__Exercise brief__. Gather each line of the records where "JSON" appears.

--*--

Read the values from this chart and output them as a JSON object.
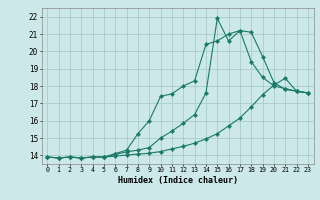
{
  "xlabel": "Humidex (Indice chaleur)",
  "bg_color": "#cce8e8",
  "grid_color": "#aacccc",
  "line_color": "#1a7a6a",
  "xlim": [
    -0.5,
    23.5
  ],
  "ylim": [
    13.5,
    22.5
  ],
  "xticks": [
    0,
    1,
    2,
    3,
    4,
    5,
    6,
    7,
    8,
    9,
    10,
    11,
    12,
    13,
    14,
    15,
    16,
    17,
    18,
    19,
    20,
    21,
    22,
    23
  ],
  "yticks": [
    14,
    15,
    16,
    17,
    18,
    19,
    20,
    21,
    22
  ],
  "line1_x": [
    0,
    1,
    2,
    3,
    4,
    5,
    6,
    7,
    8,
    9,
    10,
    11,
    12,
    13,
    14,
    15,
    16,
    17,
    18,
    19,
    20,
    21,
    22,
    23
  ],
  "line1_y": [
    13.9,
    13.85,
    13.9,
    13.85,
    13.9,
    13.9,
    14.05,
    14.2,
    14.3,
    14.45,
    15.0,
    15.4,
    15.85,
    16.35,
    17.6,
    21.9,
    20.6,
    21.2,
    21.1,
    19.7,
    18.2,
    17.8,
    17.7,
    17.6
  ],
  "line2_x": [
    0,
    1,
    2,
    3,
    4,
    5,
    6,
    7,
    8,
    9,
    10,
    11,
    12,
    13,
    14,
    15,
    16,
    17,
    18,
    19,
    20,
    21,
    22,
    23
  ],
  "line2_y": [
    13.9,
    13.85,
    13.9,
    13.85,
    13.9,
    13.9,
    14.1,
    14.3,
    15.25,
    16.0,
    17.4,
    17.55,
    18.0,
    18.3,
    20.4,
    20.6,
    21.0,
    21.2,
    19.4,
    18.5,
    18.0,
    17.85,
    17.7,
    17.6
  ],
  "line3_x": [
    0,
    1,
    2,
    3,
    4,
    5,
    6,
    7,
    8,
    9,
    10,
    11,
    12,
    13,
    14,
    15,
    16,
    17,
    18,
    19,
    20,
    21,
    22,
    23
  ],
  "line3_y": [
    13.9,
    13.85,
    13.9,
    13.85,
    13.9,
    13.9,
    13.95,
    14.02,
    14.07,
    14.12,
    14.22,
    14.37,
    14.52,
    14.7,
    14.95,
    15.25,
    15.7,
    16.15,
    16.8,
    17.5,
    18.05,
    18.45,
    17.7,
    17.6
  ]
}
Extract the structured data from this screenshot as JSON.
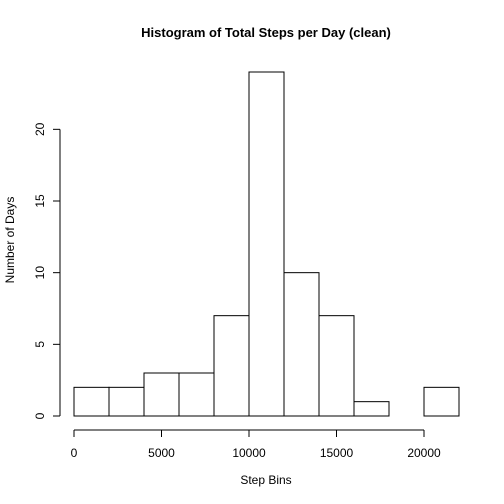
{
  "chart_data": {
    "type": "bar",
    "title": "Histogram of Total Steps per Day (clean)",
    "xlabel": "Step Bins",
    "ylabel": "Number of Days",
    "bins": [
      {
        "start": 0,
        "end": 2000,
        "count": 2
      },
      {
        "start": 2000,
        "end": 4000,
        "count": 2
      },
      {
        "start": 4000,
        "end": 6000,
        "count": 3
      },
      {
        "start": 6000,
        "end": 8000,
        "count": 3
      },
      {
        "start": 8000,
        "end": 10000,
        "count": 7
      },
      {
        "start": 10000,
        "end": 12000,
        "count": 24
      },
      {
        "start": 12000,
        "end": 14000,
        "count": 10
      },
      {
        "start": 14000,
        "end": 16000,
        "count": 7
      },
      {
        "start": 16000,
        "end": 18000,
        "count": 1
      },
      {
        "start": 18000,
        "end": 20000,
        "count": 0
      },
      {
        "start": 20000,
        "end": 22000,
        "count": 2
      }
    ],
    "xlim": [
      0,
      22000
    ],
    "ylim": [
      0,
      24
    ],
    "x_ticks": [
      0,
      5000,
      10000,
      15000,
      20000
    ],
    "y_ticks": [
      0,
      5,
      10,
      15,
      20
    ],
    "grid": false,
    "legend": "none",
    "bar_fill": "#ffffff",
    "bar_stroke": "#000000"
  }
}
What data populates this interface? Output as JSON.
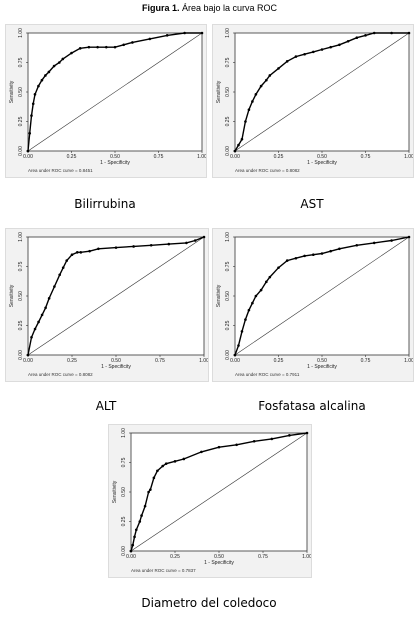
{
  "figure": {
    "title_bold": "Figura 1.",
    "title_rest": " Área bajo la curva ROC"
  },
  "chart_data": [
    {
      "type": "line",
      "caption": "Bilirrubina",
      "xlabel": "1 - Specificity",
      "ylabel": "Sensitivity",
      "auc_label": "Area under ROC curve = 0.8451",
      "xlim": [
        0,
        1
      ],
      "ylim": [
        0,
        1
      ],
      "ticks": [
        "0.00",
        "0.25",
        "0.50",
        "0.75",
        "1.00"
      ],
      "x": [
        0,
        0.01,
        0.02,
        0.03,
        0.04,
        0.06,
        0.08,
        0.1,
        0.12,
        0.15,
        0.18,
        0.2,
        0.25,
        0.3,
        0.35,
        0.4,
        0.45,
        0.5,
        0.55,
        0.6,
        0.7,
        0.8,
        0.9,
        1.0
      ],
      "y": [
        0,
        0.15,
        0.3,
        0.4,
        0.48,
        0.55,
        0.6,
        0.64,
        0.67,
        0.72,
        0.75,
        0.78,
        0.83,
        0.87,
        0.88,
        0.88,
        0.88,
        0.88,
        0.9,
        0.92,
        0.95,
        0.98,
        1.0,
        1.0
      ]
    },
    {
      "type": "line",
      "caption": "AST",
      "xlabel": "1 - Specificity",
      "ylabel": "Sensitivity",
      "auc_label": "Area under ROC curve = 0.8082",
      "xlim": [
        0,
        1
      ],
      "ylim": [
        0,
        1
      ],
      "ticks": [
        "0.00",
        "0.25",
        "0.50",
        "0.75",
        "1.00"
      ],
      "x": [
        0,
        0.02,
        0.04,
        0.06,
        0.08,
        0.1,
        0.12,
        0.15,
        0.18,
        0.2,
        0.25,
        0.3,
        0.35,
        0.4,
        0.45,
        0.5,
        0.55,
        0.6,
        0.65,
        0.7,
        0.75,
        0.8,
        0.9,
        1.0
      ],
      "y": [
        0,
        0.05,
        0.1,
        0.25,
        0.35,
        0.42,
        0.48,
        0.55,
        0.6,
        0.64,
        0.7,
        0.76,
        0.8,
        0.82,
        0.84,
        0.86,
        0.88,
        0.9,
        0.93,
        0.96,
        0.98,
        1.0,
        1.0,
        1.0
      ]
    },
    {
      "type": "line",
      "caption": "ALT",
      "xlabel": "1 - Specificity",
      "ylabel": "Sensitivity",
      "auc_label": "Area under ROC curve = 0.8082",
      "xlim": [
        0,
        1
      ],
      "ylim": [
        0,
        1
      ],
      "ticks": [
        "0.00",
        "0.25",
        "0.50",
        "0.75",
        "1.00"
      ],
      "x": [
        0,
        0.02,
        0.04,
        0.06,
        0.08,
        0.1,
        0.12,
        0.15,
        0.18,
        0.2,
        0.22,
        0.25,
        0.28,
        0.3,
        0.35,
        0.4,
        0.5,
        0.6,
        0.7,
        0.8,
        0.9,
        0.95,
        1.0
      ],
      "y": [
        0,
        0.15,
        0.22,
        0.28,
        0.34,
        0.4,
        0.48,
        0.58,
        0.68,
        0.74,
        0.8,
        0.85,
        0.87,
        0.87,
        0.88,
        0.9,
        0.91,
        0.92,
        0.93,
        0.94,
        0.95,
        0.97,
        1.0
      ]
    },
    {
      "type": "line",
      "caption": "Fosfatasa alcalina",
      "xlabel": "1 - Specificity",
      "ylabel": "Sensitivity",
      "auc_label": "Area under ROC curve = 0.7911",
      "xlim": [
        0,
        1
      ],
      "ylim": [
        0,
        1
      ],
      "ticks": [
        "0.00",
        "0.25",
        "0.50",
        "0.75",
        "1.00"
      ],
      "x": [
        0,
        0.02,
        0.04,
        0.06,
        0.08,
        0.1,
        0.12,
        0.15,
        0.18,
        0.2,
        0.25,
        0.3,
        0.35,
        0.4,
        0.45,
        0.5,
        0.55,
        0.6,
        0.7,
        0.8,
        0.9,
        1.0
      ],
      "y": [
        0,
        0.08,
        0.2,
        0.3,
        0.38,
        0.44,
        0.5,
        0.55,
        0.62,
        0.66,
        0.74,
        0.8,
        0.82,
        0.84,
        0.85,
        0.86,
        0.88,
        0.9,
        0.93,
        0.95,
        0.97,
        1.0
      ]
    },
    {
      "type": "line",
      "caption": "Diametro del coledoco",
      "xlabel": "1 - Specificity",
      "ylabel": "Sensitivity",
      "auc_label": "Area under ROC curve = 0.7837",
      "xlim": [
        0,
        1
      ],
      "ylim": [
        0,
        1
      ],
      "ticks": [
        "0.00",
        "0.25",
        "0.50",
        "0.75",
        "1.00"
      ],
      "x": [
        0,
        0.01,
        0.02,
        0.03,
        0.05,
        0.06,
        0.08,
        0.1,
        0.11,
        0.13,
        0.15,
        0.18,
        0.2,
        0.25,
        0.3,
        0.4,
        0.5,
        0.6,
        0.7,
        0.8,
        0.9,
        1.0
      ],
      "y": [
        0,
        0.05,
        0.12,
        0.18,
        0.25,
        0.3,
        0.38,
        0.5,
        0.52,
        0.62,
        0.68,
        0.72,
        0.74,
        0.76,
        0.78,
        0.84,
        0.88,
        0.9,
        0.93,
        0.95,
        0.98,
        1.0
      ]
    }
  ]
}
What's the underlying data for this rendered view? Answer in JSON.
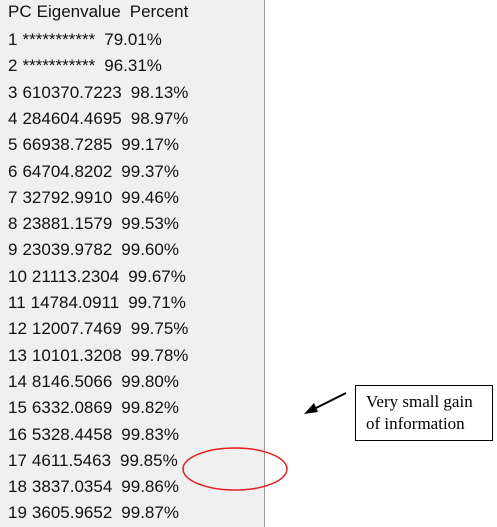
{
  "table": {
    "header": [
      "PC",
      "Eigenvalue",
      "Percent"
    ],
    "rows": [
      [
        "1",
        "***********",
        "79.01%"
      ],
      [
        "2",
        "***********",
        "96.31%"
      ],
      [
        "3",
        "610370.7223",
        "98.13%"
      ],
      [
        "4",
        "284604.4695",
        "98.97%"
      ],
      [
        "5",
        "66938.7285",
        "99.17%"
      ],
      [
        "6",
        "64704.8202",
        "99.37%"
      ],
      [
        "7",
        "32792.9910",
        "99.46%"
      ],
      [
        "8",
        "23881.1579",
        "99.53%"
      ],
      [
        "9",
        "23039.9782",
        "99.60%"
      ],
      [
        "10",
        "21113.2304",
        "99.67%"
      ],
      [
        "11",
        "14784.0911",
        "99.71%"
      ],
      [
        "12",
        "12007.7469",
        "99.75%"
      ],
      [
        "13",
        "10101.3208",
        "99.78%"
      ],
      [
        "14",
        "8146.5066",
        "99.80%"
      ],
      [
        "15",
        "6332.0869",
        "99.82%"
      ],
      [
        "16",
        "5328.4458",
        "99.83%"
      ],
      [
        "17",
        "4611.5463",
        "99.85%"
      ],
      [
        "18",
        "3837.0354",
        "99.86%"
      ],
      [
        "19",
        "3605.9652",
        "99.87%"
      ]
    ]
  },
  "annotation": {
    "lines": [
      "Very small gain",
      "of information"
    ]
  }
}
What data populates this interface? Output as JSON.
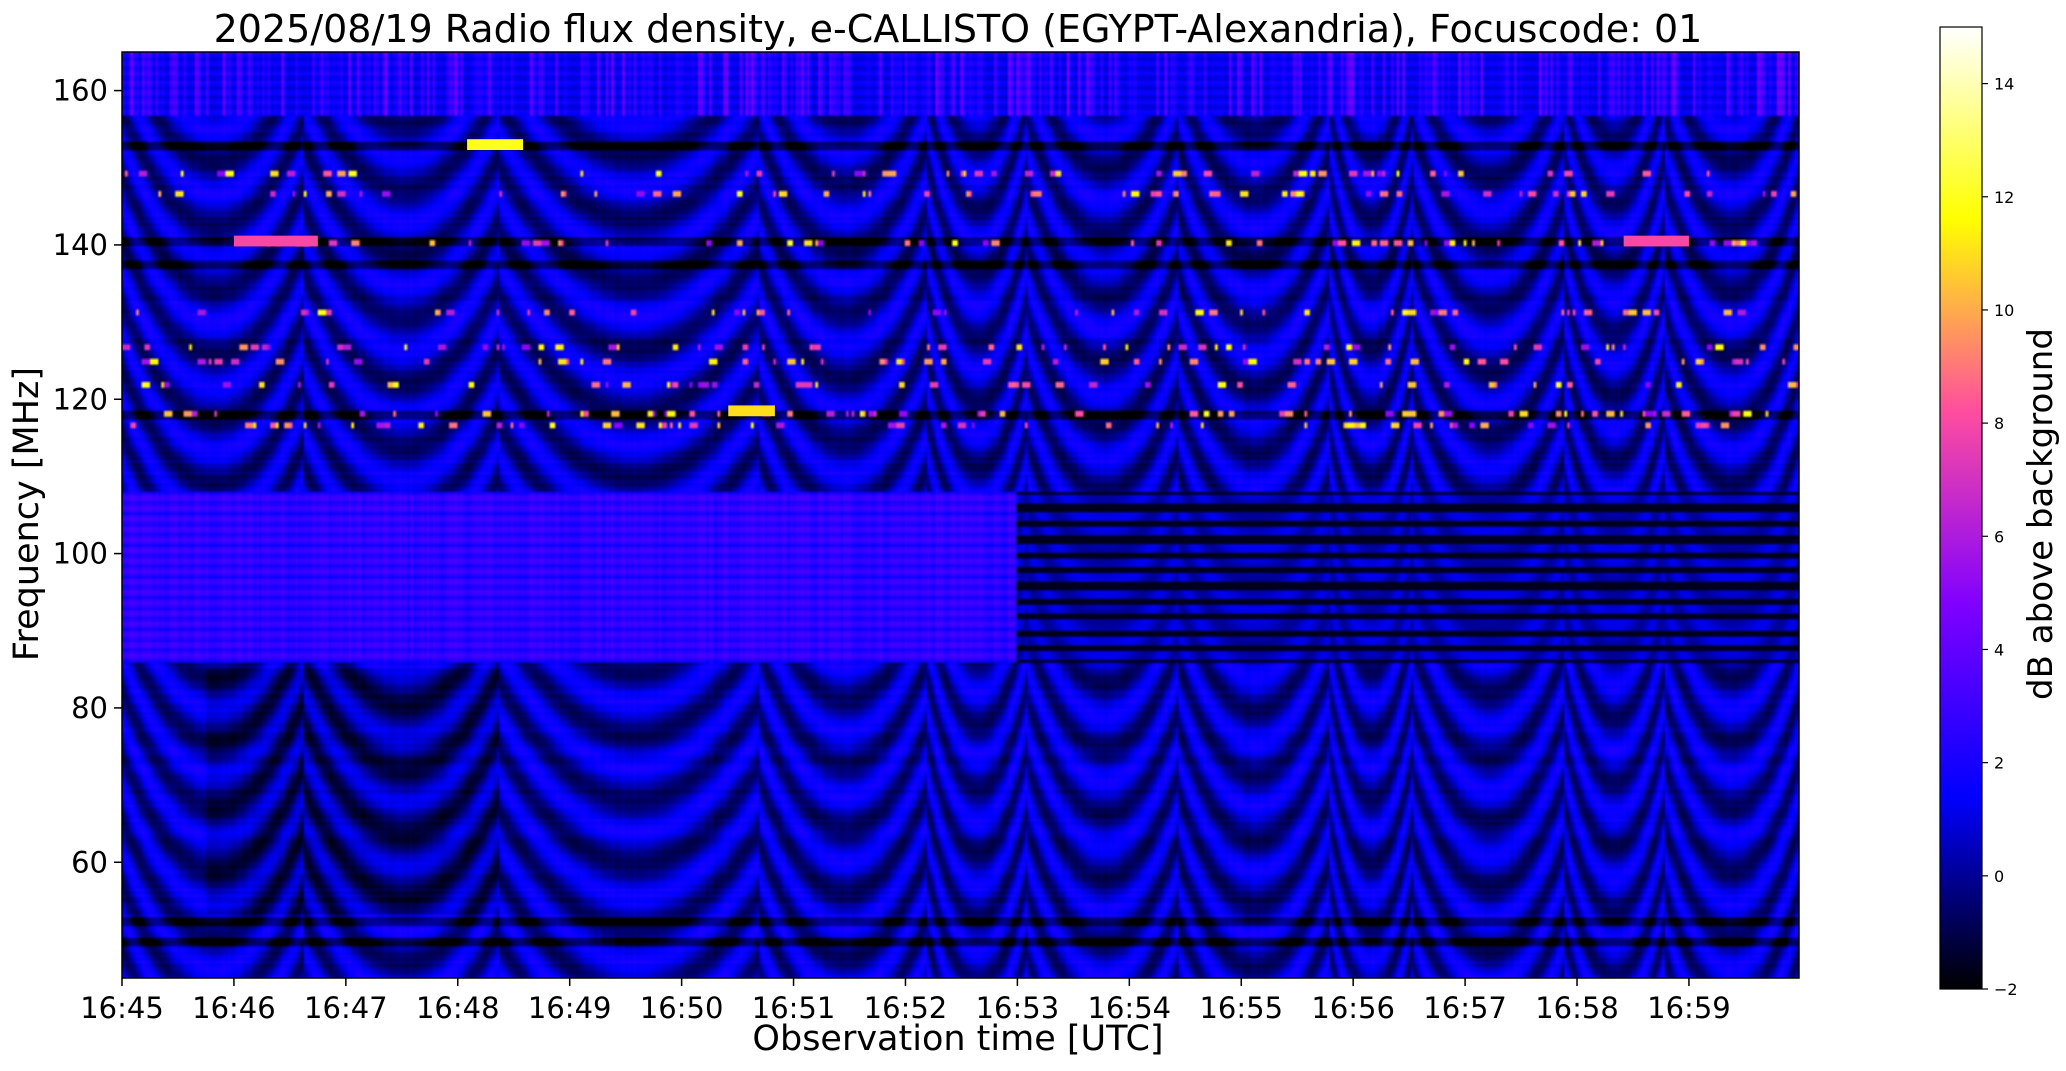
{
  "chart_data": {
    "type": "heatmap",
    "title": "2025/08/19  Radio flux density, e-CALLISTO (EGYPT-Alexandria), Focuscode: 01",
    "xlabel": "Observation time [UTC]",
    "ylabel": "Frequency [MHz]",
    "x_ticks": [
      "16:45",
      "16:46",
      "16:47",
      "16:48",
      "16:49",
      "16:50",
      "16:51",
      "16:52",
      "16:53",
      "16:54",
      "16:55",
      "16:56",
      "16:57",
      "16:58",
      "16:59"
    ],
    "xlim": [
      "16:45:00",
      "16:59:59"
    ],
    "y_ticks": [
      60,
      80,
      100,
      120,
      140,
      160
    ],
    "ylim": [
      45,
      165
    ],
    "colorbar": {
      "label": "dB above background",
      "ticks": [
        -2,
        0,
        2,
        4,
        6,
        8,
        10,
        12,
        14
      ],
      "range": [
        -2,
        15
      ],
      "colormap": "gnuplot2",
      "colors": [
        "#000000",
        "#0000ff",
        "#8000ff",
        "#ff4d9f",
        "#ffff00",
        "#ffffff"
      ]
    },
    "features": [
      {
        "name": "continuous band",
        "freq_mhz": [
          86,
          108
        ],
        "time": [
          "16:45",
          "16:53"
        ],
        "level_db": 3
      },
      {
        "name": "stripe",
        "freq_mhz": 153,
        "time": [
          "16:48:05",
          "16:48:35"
        ],
        "level_db": 12
      },
      {
        "name": "stripe",
        "freq_mhz": 140.5,
        "time": [
          "16:46",
          "16:46:45"
        ],
        "level_db": 8
      },
      {
        "name": "stripe",
        "freq_mhz": 140.5,
        "time": [
          "16:58:25",
          "16:59:00"
        ],
        "level_db": 8
      },
      {
        "name": "dot cluster",
        "freq_mhz": 118.5,
        "time": [
          "16:50:25",
          "16:50:50"
        ],
        "level_db": 11
      },
      {
        "name": "noise band",
        "freq_mhz": [
          157,
          165
        ],
        "time": [
          "16:45",
          "17:00"
        ],
        "level_db": 4
      }
    ]
  }
}
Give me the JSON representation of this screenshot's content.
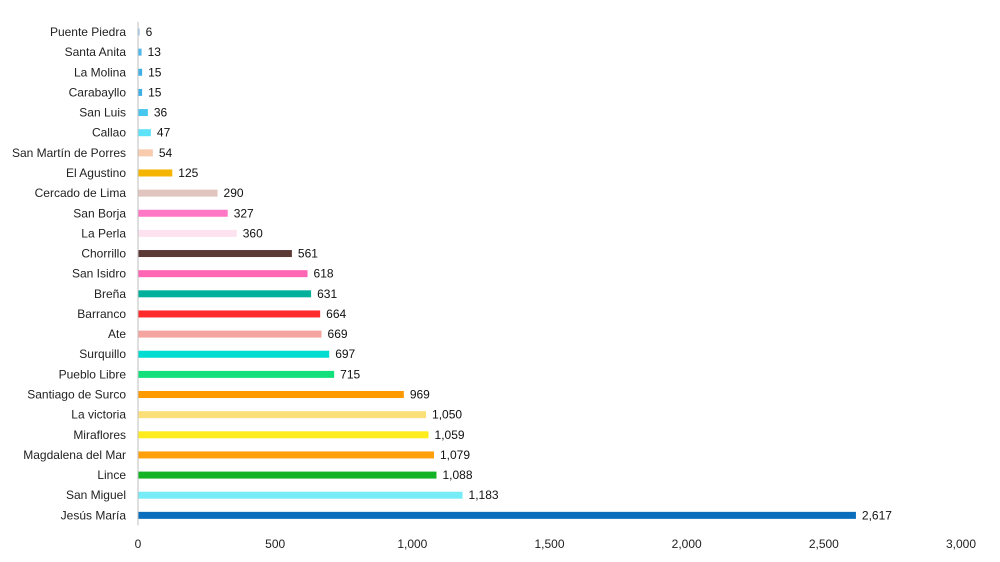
{
  "chart_data": {
    "type": "bar",
    "orientation": "horizontal",
    "title": "",
    "xlabel": "",
    "ylabel": "",
    "xlim": [
      0,
      3000
    ],
    "x_ticks": [
      0,
      500,
      1000,
      1500,
      2000,
      2500,
      3000
    ],
    "x_tick_labels": [
      "0",
      "500",
      "1,000",
      "1,500",
      "2,000",
      "2,500",
      "3,000"
    ],
    "grid": false,
    "legend": "none",
    "categories": [
      "Puente Piedra",
      "Santa Anita",
      "La Molina",
      "Carabayllo",
      "San Luis",
      "Callao",
      "San Martín de Porres",
      "El Agustino",
      "Cercado de Lima",
      "San Borja",
      "La Perla",
      "Chorrillo",
      "San Isidro",
      "Breña",
      "Barranco",
      "Ate",
      "Surquillo",
      "Pueblo Libre",
      "Santiago de Surco",
      "La victoria",
      "Miraflores",
      "Magdalena del Mar",
      "Lince",
      "San Miguel",
      "Jesús María"
    ],
    "values": [
      6,
      13,
      15,
      15,
      36,
      47,
      54,
      125,
      290,
      327,
      360,
      561,
      618,
      631,
      664,
      669,
      697,
      715,
      969,
      1050,
      1059,
      1079,
      1088,
      1183,
      2617
    ],
    "value_labels": [
      "6",
      "13",
      "15",
      "15",
      "36",
      "47",
      "54",
      "125",
      "290",
      "327",
      "360",
      "561",
      "618",
      "631",
      "664",
      "669",
      "697",
      "715",
      "969",
      "1,050",
      "1,059",
      "1,079",
      "1,088",
      "1,183",
      "2,617"
    ],
    "colors": [
      "#9dc3e6",
      "#4fb8e8",
      "#3fb0e6",
      "#3fb0e6",
      "#47c7ee",
      "#5ee2f7",
      "#f8cbad",
      "#f4b400",
      "#e0c6bf",
      "#ff77c5",
      "#fde2ef",
      "#5b3a36",
      "#ff66b3",
      "#00b09b",
      "#ff2a2a",
      "#f5a59f",
      "#00dcd0",
      "#12e07a",
      "#ff9900",
      "#fbe07a",
      "#ffec1f",
      "#ff9f0a",
      "#14b325",
      "#76ecf6",
      "#0a6ebd"
    ]
  }
}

--*--

__Written response__.
Read the values from this chart and output them as a JSON object.
Extract the structured data from this screenshot as JSON.
What data populates this interface? Output as JSON.
What's the underlying data for this rendered view? Answer in JSON.
What data populates this interface? Output as JSON.
Give me the JSON representation of this screenshot's content.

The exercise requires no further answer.